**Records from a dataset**
• • •
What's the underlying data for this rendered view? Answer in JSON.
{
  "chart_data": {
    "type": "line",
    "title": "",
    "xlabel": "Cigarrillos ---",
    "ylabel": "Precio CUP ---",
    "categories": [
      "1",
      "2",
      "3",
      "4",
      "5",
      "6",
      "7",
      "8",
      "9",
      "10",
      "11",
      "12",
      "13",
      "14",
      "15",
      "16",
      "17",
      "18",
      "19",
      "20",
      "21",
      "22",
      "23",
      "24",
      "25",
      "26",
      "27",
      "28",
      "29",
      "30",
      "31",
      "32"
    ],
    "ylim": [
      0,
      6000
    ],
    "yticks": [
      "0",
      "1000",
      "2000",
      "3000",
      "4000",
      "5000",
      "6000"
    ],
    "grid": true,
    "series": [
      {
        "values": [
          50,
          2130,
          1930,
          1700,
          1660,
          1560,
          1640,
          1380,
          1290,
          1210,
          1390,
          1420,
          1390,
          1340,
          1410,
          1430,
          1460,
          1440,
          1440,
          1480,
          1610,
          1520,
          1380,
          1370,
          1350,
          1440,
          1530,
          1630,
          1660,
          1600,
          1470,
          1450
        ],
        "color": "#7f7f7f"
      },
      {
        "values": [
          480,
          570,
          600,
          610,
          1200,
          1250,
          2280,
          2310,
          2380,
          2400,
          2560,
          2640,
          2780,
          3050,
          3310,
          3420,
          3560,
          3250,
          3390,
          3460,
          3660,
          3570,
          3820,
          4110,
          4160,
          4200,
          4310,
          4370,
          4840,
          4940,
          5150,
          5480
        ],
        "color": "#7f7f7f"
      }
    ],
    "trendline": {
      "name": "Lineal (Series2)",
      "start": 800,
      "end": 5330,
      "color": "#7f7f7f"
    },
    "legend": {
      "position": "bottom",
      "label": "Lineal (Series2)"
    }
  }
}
• • •
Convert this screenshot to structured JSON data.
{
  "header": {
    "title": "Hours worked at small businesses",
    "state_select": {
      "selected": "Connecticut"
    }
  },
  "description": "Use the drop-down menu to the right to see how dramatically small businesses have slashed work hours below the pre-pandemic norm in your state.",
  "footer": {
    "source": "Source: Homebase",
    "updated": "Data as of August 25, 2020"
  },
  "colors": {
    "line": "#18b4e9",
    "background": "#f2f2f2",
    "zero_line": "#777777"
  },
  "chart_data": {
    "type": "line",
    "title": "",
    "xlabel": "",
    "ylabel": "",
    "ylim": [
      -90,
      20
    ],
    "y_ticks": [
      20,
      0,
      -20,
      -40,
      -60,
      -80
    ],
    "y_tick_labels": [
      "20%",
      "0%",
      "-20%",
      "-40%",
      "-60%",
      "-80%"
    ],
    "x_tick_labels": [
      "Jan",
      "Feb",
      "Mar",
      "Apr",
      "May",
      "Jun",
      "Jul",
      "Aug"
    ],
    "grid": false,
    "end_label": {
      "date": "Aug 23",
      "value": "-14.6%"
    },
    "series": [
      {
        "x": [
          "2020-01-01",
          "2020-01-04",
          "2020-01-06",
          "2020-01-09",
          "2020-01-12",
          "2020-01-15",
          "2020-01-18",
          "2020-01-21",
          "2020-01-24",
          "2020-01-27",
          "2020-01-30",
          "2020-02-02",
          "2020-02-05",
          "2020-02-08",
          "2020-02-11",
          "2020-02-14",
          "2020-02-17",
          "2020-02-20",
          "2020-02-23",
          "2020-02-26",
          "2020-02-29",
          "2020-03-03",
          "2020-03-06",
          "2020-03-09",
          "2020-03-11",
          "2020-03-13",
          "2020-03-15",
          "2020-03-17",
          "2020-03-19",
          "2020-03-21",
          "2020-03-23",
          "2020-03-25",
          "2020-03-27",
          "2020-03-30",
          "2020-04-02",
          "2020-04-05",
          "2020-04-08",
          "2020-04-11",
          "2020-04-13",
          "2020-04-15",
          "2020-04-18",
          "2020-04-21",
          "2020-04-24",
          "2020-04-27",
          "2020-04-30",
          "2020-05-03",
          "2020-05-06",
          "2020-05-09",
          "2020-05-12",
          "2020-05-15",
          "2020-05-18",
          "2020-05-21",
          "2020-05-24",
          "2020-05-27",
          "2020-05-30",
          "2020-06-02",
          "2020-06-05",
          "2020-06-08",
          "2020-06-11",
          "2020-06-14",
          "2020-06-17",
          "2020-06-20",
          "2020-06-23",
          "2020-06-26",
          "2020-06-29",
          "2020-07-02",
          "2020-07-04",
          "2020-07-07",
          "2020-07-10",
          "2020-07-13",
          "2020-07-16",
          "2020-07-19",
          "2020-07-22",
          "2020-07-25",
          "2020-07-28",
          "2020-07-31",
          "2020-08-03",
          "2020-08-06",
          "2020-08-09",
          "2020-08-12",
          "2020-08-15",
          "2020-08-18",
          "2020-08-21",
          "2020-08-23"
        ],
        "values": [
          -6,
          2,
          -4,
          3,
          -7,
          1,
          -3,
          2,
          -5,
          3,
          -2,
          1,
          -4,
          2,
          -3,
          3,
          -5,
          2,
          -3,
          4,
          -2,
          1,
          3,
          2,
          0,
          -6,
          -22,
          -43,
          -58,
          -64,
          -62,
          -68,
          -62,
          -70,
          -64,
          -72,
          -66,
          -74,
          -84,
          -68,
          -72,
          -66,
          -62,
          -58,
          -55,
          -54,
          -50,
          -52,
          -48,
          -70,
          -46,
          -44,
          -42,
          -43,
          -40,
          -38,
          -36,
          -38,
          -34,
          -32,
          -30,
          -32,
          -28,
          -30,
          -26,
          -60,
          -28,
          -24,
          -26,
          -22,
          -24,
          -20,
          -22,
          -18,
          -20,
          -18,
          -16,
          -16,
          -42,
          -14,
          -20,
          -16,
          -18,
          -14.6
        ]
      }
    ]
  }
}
• • •
Go through the records and show every line with the string "Lineal" in it.

      "name": "Lineal (Series2)",
      "label": "Lineal (Series2)"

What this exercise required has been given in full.